→ **What the task requires**:
Reproduce each line of the material exactly, minus any picture.

======== Exercise inputs ========

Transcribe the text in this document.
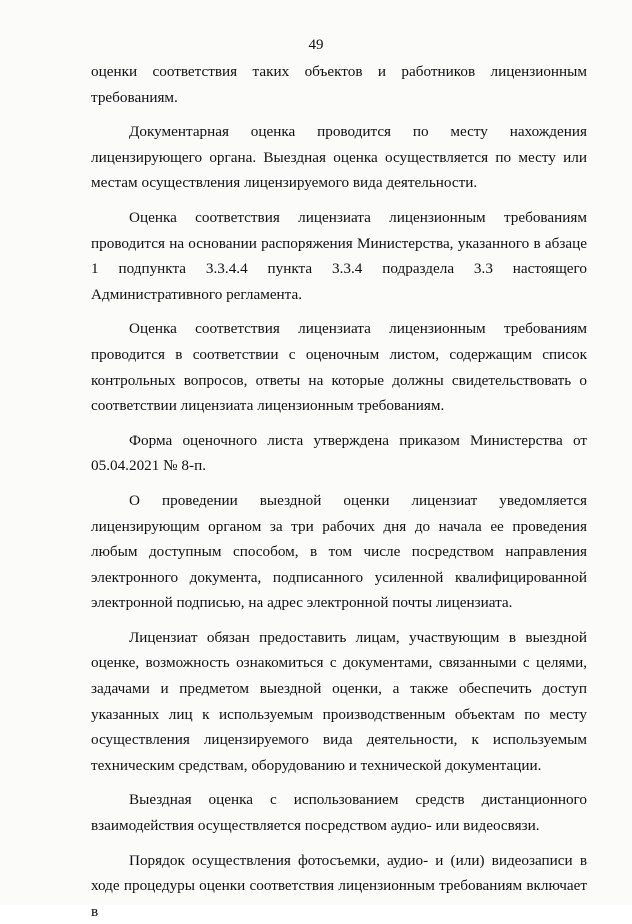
49

оценки соответствия таких объектов и работников лицензионным требованиям.

Документарная оценка проводится по месту нахождения лицензирующего органа. Выездная оценка осуществляется по месту или местам осуществления лицензируемого вида деятельности.

Оценка соответствия лицензиата лицензионным требованиям проводится на основании распоряжения Министерства, указанного в абзаце 1 подпункта 3.3.4.4 пункта 3.3.4 подраздела 3.3 настоящего Административного регламента.

Оценка соответствия лицензиата лицензионным требованиям проводится в соответствии с оценочным листом, содержащим список контрольных вопросов, ответы на которые должны свидетельствовать о соответствии лицензиата лицензионным требованиям.

Форма оценочного листа утверждена приказом Министерства от 05.04.2021 № 8-п.

О проведении выездной оценки лицензиат уведомляется лицензирующим органом за три рабочих дня до начала ее проведения любым доступным способом, в том числе посредством направления электронного документа, подписанного усиленной квалифицированной электронной подписью, на адрес электронной почты лицензиата.

Лицензиат обязан предоставить лицам, участвующим в выездной оценке, возможность ознакомиться с документами, связанными с целями, задачами и предметом выездной оценки, а также обеспечить доступ указанных лиц к используемым производственным объектам по месту осуществления лицензируемого вида деятельности, к используемым техническим средствам, оборудованию и технической документации.

Выездная оценка с использованием средств дистанционного взаимодействия осуществляется посредством аудио- или видеосвязи.

Порядок осуществления фотосъемки, аудио- и (или) видеозаписи в ходе процедуры оценки соответствия лицензионным требованиям включает в
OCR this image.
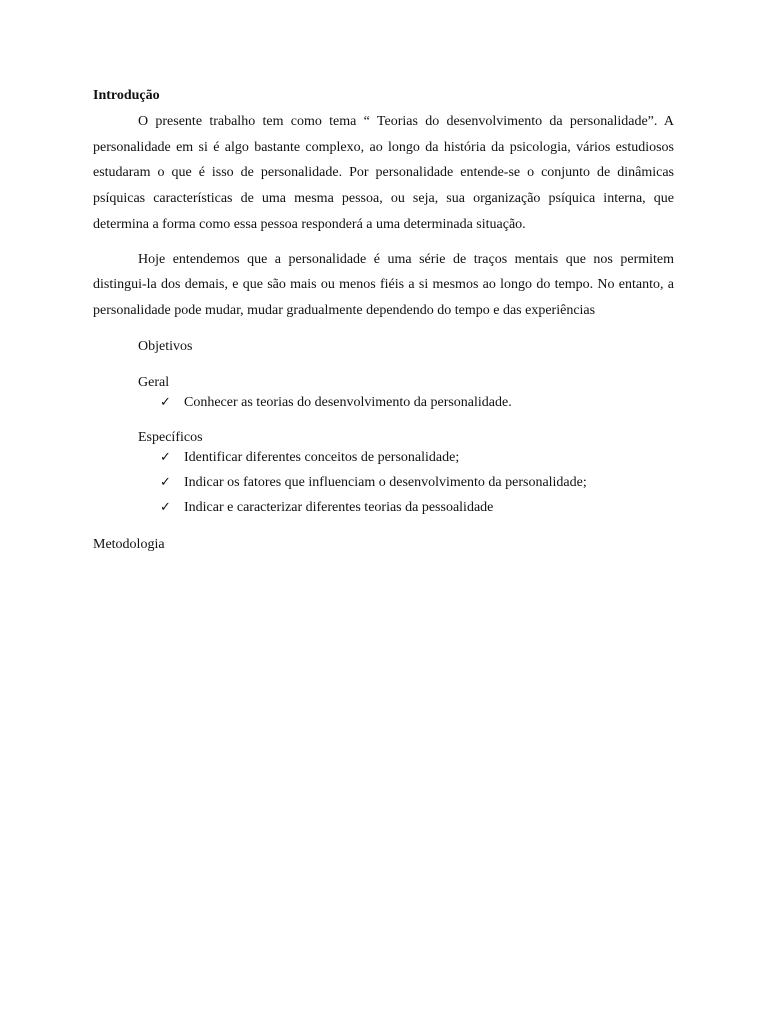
Introdução

O presente trabalho tem como tema “ Teorias do desenvolvimento da personalidade”. A personalidade em si é algo bastante complexo, ao longo da história da psicologia, vários estudiosos estudaram o que é isso de personalidade. Por personalidade entende-se o conjunto de dinâmicas psíquicas características de uma mesma pessoa, ou seja, sua organização psíquica interna, que determina a forma como essa pessoa responderá a uma determinada situação.

Hoje entendemos que a personalidade é uma série de traços mentais que nos permitem distingui-la dos demais, e que são mais ou menos fiéis a si mesmos ao longo do tempo. No entanto, a personalidade pode mudar, mudar gradualmente dependendo do tempo e das experiências

Objetivos
Geral
✓ Conhecer as teorias do desenvolvimento da personalidade.
Específicos
✓ Identificar diferentes conceitos de personalidade;
✓ Indicar os fatores que influenciam o desenvolvimento da personalidade;
✓ Indicar e caracterizar diferentes teorias da pessoalidade
Metodologia
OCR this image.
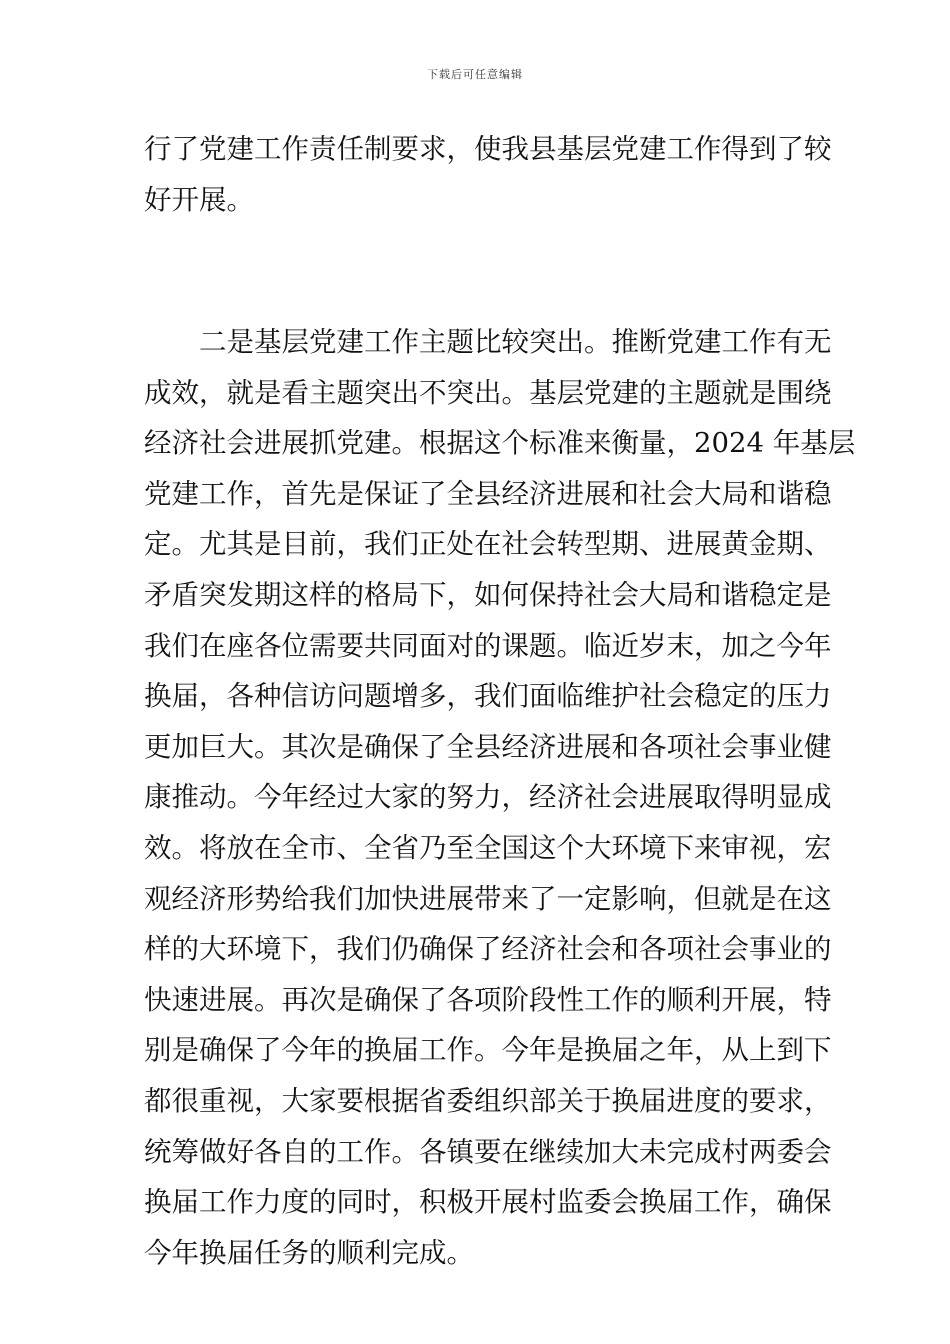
下载后可任意编辑
行了党建工作责任制要求，使我县基层党建工作得到了较
好开展。
二是基层党建工作主题比较突出。推断党建工作有无
成效，就是看主题突出不突出。基层党建的主题就是围绕
经济社会进展抓党建。根据这个标准来衡量，2024 年基层
党建工作，首先是保证了全县经济进展和社会大局和谐稳
定。尤其是目前，我们正处在社会转型期、进展黄金期、
矛盾突发期这样的格局下，如何保持社会大局和谐稳定是
我们在座各位需要共同面对的课题。临近岁末，加之今年
换届，各种信访问题增多，我们面临维护社会稳定的压力
更加巨大。其次是确保了全县经济进展和各项社会事业健
康推动。今年经过大家的努力，经济社会进展取得明显成
效。将放在全市、全省乃至全国这个大环境下来审视，宏
观经济形势给我们加快进展带来了一定影响，但就是在这
样的大环境下，我们仍确保了经济社会和各项社会事业的
快速进展。再次是确保了各项阶段性工作的顺利开展，特
别是确保了今年的换届工作。今年是换届之年，从上到下
都很重视，大家要根据省委组织部关于换届进度的要求，
统筹做好各自的工作。各镇要在继续加大未完成村两委会
换届工作力度的同时，积极开展村监委会换届工作，确保
今年换届任务的顺利完成。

========

→ **Solved exercise**:
Transcribe the text in this document.
49

оценки соответствия таких объектов и работников лицензионным требованиям.

Документарная оценка проводится по месту нахождения лицензирующего органа. Выездная оценка осуществляется по месту или местам осуществления лицензируемого вида деятельности.

Оценка соответствия лицензиата лицензионным требованиям проводится на основании распоряжения Министерства, указанного в абзаце 1 подпункта 3.3.4.4 пункта 3.3.4 подраздела 3.3 настоящего Административного регламента.

Оценка соответствия лицензиата лицензионным требованиям проводится в соответствии с оценочным листом, содержащим список контрольных вопросов, ответы на которые должны свидетельствовать о соответствии лицензиата лицензионным требованиям.

Форма оценочного листа утверждена приказом Министерства от 05.04.2021 № 8-п.

О проведении выездной оценки лицензиат уведомляется лицензирующим органом за три рабочих дня до начала ее проведения любым доступным способом, в том числе посредством направления электронного документа, подписанного усиленной квалифицированной электронной подписью, на адрес электронной почты лицензиата.

Лицензиат обязан предоставить лицам, участвующим в выездной оценке, возможность ознакомиться с документами, связанными с целями, задачами и предметом выездной оценки, а также обеспечить доступ указанных лиц к используемым производственным объектам по месту осуществления лицензируемого вида деятельности, к используемым техническим средствам, оборудованию и технической документации.

Выездная оценка с использованием средств дистанционного взаимодействия осуществляется посредством аудио- или видеосвязи.

Порядок осуществления фотосъемки, аудио- и (или) видеозаписи в ходе процедуры оценки соответствия лицензионным требованиям включает в
OCR this image.
Introdução

O presente trabalho tem como tema “ Teorias do desenvolvimento da personalidade”. A personalidade em si é algo bastante complexo, ao longo da história da psicologia, vários estudiosos estudaram o que é isso de personalidade. Por personalidade entende-se o conjunto de dinâmicas psíquicas características de uma mesma pessoa, ou seja, sua organização psíquica interna, que determina a forma como essa pessoa responderá a uma determinada situação.

Hoje entendemos que a personalidade é uma série de traços mentais que nos permitem distingui-la dos demais, e que são mais ou menos fiéis a si mesmos ao longo do tempo. No entanto, a personalidade pode mudar, mudar gradualmente dependendo do tempo e das experiências

Objetivos
Geral
✓ Conhecer as teorias do desenvolvimento da personalidade.
Específicos
✓ Identificar diferentes conceitos de personalidade;
✓ Indicar os fatores que influenciam o desenvolvimento da personalidade;
✓ Indicar e caracterizar diferentes teorias da pessoalidade
Metodologia
OCR this image.
下载后可任意编辑
行了党建工作责任制要求，使我县基层党建工作得到了较
好开展。
二是基层党建工作主题比较突出。推断党建工作有无
成效，就是看主题突出不突出。基层党建的主题就是围绕
经济社会进展抓党建。根据这个标准来衡量，2024 年基层
党建工作，首先是保证了全县经济进展和社会大局和谐稳
定。尤其是目前，我们正处在社会转型期、进展黄金期、
矛盾突发期这样的格局下，如何保持社会大局和谐稳定是
我们在座各位需要共同面对的课题。临近岁末，加之今年
换届，各种信访问题增多，我们面临维护社会稳定的压力
更加巨大。其次是确保了全县经济进展和各项社会事业健
康推动。今年经过大家的努力，经济社会进展取得明显成
效。将放在全市、全省乃至全国这个大环境下来审视，宏
观经济形势给我们加快进展带来了一定影响，但就是在这
样的大环境下，我们仍确保了经济社会和各项社会事业的
快速进展。再次是确保了各项阶段性工作的顺利开展，特
别是确保了今年的换届工作。今年是换届之年，从上到下
都很重视，大家要根据省委组织部关于换届进度的要求，
统筹做好各自的工作。各镇要在继续加大未完成村两委会
换届工作力度的同时，积极开展村监委会换届工作，确保
今年换届任务的顺利完成。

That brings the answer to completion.